Dataset records:
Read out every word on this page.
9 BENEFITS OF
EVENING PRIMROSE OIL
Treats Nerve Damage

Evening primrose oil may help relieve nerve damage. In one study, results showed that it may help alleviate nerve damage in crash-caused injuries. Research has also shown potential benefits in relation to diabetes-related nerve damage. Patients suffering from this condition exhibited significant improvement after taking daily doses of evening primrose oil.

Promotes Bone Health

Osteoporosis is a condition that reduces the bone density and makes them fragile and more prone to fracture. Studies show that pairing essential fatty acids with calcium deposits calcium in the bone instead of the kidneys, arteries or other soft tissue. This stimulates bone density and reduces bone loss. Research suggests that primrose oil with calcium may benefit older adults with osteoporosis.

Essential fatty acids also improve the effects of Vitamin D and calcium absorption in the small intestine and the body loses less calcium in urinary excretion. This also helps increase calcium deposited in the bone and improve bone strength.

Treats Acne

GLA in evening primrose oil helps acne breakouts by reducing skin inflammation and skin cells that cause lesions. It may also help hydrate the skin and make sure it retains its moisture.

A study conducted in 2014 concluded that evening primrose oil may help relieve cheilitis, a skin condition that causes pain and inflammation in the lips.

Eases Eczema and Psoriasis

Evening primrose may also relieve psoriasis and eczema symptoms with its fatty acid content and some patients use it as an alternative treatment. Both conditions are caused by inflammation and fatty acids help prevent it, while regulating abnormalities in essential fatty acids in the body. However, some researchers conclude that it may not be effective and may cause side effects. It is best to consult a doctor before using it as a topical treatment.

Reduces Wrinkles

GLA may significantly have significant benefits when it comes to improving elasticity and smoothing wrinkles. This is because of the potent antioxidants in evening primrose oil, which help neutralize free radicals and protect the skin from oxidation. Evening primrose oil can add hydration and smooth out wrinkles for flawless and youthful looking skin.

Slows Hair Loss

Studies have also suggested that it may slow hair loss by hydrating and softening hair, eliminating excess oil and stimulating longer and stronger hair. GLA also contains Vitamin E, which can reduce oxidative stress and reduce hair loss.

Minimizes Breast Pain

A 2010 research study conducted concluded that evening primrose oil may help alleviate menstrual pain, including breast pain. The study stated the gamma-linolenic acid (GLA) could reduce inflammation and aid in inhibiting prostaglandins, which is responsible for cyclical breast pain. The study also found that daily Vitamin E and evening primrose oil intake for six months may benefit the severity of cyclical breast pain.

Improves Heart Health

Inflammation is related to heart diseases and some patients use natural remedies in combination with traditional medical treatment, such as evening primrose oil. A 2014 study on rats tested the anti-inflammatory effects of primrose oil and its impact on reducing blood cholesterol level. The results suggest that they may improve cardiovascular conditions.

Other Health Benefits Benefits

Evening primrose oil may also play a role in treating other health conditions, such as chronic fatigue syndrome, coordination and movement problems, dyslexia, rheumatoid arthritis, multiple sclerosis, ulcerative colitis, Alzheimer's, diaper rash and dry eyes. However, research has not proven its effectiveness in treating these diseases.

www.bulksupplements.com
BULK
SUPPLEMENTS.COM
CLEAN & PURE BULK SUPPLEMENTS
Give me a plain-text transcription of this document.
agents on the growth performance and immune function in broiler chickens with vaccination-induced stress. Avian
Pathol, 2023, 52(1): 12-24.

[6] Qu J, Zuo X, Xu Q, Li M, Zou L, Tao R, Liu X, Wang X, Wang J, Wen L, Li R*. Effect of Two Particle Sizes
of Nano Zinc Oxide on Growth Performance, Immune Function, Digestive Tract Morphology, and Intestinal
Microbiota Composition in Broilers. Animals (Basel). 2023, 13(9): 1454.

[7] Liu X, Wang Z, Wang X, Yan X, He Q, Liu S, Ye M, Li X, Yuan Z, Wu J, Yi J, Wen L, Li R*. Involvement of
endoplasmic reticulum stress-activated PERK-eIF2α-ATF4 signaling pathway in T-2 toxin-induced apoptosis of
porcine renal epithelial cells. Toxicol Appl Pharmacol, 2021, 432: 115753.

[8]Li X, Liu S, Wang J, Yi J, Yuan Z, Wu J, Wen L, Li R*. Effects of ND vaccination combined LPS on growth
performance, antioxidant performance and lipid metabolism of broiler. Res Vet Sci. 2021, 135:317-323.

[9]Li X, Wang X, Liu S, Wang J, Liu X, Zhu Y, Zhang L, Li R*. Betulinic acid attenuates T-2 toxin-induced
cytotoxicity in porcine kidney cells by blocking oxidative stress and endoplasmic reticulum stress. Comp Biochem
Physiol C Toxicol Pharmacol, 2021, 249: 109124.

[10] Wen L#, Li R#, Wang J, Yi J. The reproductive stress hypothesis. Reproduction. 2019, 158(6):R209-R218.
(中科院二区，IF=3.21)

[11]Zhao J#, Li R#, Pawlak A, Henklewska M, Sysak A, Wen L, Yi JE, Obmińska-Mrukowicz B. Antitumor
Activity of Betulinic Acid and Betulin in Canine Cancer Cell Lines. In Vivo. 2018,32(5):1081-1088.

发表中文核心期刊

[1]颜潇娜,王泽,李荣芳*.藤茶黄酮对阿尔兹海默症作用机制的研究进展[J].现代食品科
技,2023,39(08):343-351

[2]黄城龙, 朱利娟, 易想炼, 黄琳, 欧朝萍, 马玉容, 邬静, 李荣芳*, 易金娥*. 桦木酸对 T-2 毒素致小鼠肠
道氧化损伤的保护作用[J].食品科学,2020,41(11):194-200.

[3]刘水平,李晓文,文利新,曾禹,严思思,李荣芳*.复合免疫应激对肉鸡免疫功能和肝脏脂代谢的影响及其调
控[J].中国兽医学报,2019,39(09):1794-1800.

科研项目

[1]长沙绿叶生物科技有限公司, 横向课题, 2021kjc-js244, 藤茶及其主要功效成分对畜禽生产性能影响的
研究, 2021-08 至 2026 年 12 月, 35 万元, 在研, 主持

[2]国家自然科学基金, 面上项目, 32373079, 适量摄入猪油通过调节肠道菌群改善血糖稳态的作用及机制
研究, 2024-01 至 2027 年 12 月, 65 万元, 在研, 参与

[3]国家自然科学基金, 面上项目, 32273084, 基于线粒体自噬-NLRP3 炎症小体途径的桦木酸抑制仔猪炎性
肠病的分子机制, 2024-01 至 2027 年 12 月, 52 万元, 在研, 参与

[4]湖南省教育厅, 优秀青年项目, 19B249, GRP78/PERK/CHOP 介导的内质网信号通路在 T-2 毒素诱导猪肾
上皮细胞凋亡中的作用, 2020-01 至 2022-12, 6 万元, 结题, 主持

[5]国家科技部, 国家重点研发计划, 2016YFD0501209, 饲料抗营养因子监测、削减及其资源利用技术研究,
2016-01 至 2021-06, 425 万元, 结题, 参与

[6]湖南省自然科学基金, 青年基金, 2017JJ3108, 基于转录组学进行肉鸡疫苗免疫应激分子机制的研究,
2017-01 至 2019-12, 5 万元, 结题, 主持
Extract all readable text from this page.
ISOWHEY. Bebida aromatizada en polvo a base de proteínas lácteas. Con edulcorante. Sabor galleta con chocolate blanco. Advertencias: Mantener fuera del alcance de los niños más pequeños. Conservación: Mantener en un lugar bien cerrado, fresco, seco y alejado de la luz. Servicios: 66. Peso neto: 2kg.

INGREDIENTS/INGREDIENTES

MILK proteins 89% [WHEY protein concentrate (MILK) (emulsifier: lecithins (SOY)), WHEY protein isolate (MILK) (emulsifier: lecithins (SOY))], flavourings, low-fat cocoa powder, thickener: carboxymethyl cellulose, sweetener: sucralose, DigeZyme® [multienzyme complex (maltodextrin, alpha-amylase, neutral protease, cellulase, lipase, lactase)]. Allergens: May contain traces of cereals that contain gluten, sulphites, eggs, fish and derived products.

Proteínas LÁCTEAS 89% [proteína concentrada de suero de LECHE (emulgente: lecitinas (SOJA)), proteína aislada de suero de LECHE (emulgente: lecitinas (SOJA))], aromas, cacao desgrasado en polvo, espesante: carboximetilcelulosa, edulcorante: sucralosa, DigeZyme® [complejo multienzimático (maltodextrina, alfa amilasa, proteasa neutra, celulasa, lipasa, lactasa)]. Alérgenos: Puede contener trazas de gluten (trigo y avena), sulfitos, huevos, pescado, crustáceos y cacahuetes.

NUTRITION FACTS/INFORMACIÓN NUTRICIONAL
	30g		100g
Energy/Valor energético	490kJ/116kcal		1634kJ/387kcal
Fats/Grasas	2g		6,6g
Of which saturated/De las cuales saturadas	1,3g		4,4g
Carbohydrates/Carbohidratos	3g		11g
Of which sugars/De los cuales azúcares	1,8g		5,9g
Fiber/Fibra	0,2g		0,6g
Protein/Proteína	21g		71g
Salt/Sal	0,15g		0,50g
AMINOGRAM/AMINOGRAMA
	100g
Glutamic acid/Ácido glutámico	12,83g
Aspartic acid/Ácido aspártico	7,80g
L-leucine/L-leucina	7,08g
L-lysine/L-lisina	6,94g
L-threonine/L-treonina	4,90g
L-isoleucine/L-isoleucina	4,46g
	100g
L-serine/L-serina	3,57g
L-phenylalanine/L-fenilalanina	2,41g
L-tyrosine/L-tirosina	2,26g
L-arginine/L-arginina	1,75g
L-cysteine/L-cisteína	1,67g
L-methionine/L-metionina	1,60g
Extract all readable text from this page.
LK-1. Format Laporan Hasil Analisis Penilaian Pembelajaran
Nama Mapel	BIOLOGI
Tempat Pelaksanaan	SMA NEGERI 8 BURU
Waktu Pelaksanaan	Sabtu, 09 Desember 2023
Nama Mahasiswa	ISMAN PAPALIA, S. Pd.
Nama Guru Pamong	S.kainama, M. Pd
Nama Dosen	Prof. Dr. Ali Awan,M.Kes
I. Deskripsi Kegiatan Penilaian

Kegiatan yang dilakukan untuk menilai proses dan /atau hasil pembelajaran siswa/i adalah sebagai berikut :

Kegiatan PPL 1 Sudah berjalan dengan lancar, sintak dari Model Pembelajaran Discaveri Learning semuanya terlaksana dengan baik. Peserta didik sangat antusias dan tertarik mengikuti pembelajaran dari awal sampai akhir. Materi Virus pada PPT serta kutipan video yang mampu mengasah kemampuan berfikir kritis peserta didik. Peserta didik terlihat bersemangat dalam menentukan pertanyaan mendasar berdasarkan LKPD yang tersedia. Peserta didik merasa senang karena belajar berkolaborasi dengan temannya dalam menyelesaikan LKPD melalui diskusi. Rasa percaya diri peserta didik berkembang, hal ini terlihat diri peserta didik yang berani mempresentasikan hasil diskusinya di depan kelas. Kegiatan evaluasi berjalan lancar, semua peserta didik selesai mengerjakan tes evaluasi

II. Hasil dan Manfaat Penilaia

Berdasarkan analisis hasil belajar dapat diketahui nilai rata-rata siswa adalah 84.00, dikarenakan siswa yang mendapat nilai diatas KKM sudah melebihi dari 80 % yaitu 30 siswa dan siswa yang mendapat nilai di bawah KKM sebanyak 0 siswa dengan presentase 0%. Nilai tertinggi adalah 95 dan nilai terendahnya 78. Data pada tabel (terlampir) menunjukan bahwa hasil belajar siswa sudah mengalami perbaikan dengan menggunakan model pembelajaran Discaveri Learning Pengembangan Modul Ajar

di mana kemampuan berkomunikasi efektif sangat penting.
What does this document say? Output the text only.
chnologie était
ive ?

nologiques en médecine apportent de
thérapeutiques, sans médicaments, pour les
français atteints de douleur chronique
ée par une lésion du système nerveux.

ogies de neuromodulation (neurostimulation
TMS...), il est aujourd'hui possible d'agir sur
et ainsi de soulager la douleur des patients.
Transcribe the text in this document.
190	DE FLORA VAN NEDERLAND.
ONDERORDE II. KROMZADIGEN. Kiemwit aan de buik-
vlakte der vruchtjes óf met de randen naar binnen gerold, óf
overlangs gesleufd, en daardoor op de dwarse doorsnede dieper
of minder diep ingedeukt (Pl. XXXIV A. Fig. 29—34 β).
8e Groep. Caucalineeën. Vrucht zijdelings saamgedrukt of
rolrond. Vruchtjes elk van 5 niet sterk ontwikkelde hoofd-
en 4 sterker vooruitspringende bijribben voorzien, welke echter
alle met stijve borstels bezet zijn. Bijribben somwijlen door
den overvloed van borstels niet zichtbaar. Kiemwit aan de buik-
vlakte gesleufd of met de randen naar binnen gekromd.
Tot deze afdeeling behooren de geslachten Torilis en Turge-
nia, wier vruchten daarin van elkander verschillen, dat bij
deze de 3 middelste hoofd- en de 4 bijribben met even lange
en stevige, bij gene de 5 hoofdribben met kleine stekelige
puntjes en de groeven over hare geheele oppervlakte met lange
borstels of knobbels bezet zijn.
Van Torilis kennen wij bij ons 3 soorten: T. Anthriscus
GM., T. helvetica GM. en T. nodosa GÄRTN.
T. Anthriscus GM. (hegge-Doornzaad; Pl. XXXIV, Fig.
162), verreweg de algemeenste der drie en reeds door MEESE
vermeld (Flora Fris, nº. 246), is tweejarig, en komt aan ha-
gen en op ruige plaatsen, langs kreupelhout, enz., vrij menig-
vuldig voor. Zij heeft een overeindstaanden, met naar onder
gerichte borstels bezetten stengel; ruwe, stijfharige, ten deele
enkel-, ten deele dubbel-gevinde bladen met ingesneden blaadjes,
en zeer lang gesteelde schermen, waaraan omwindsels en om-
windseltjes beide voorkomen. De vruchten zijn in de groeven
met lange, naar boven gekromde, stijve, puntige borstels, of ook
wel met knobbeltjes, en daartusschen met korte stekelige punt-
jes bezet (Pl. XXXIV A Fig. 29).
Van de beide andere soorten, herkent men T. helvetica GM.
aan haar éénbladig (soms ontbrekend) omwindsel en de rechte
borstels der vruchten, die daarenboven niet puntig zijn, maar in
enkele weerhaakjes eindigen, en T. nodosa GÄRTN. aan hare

Task to complete:
Report all lines in the records that include the string "helps".

Output for this task:
Essential fatty acids also improve the effects of Vitamin D and calcium absorption in the small intestine and the body loses less calcium in urinary excretion. This also helps increase calcium deposited in the bone and improve bone strength.
GLA in evening primrose oil helps acne breakouts by reducing skin inflammation and skin cells that cause lesions. It may also help hydrate the skin and make sure it retains its moisture.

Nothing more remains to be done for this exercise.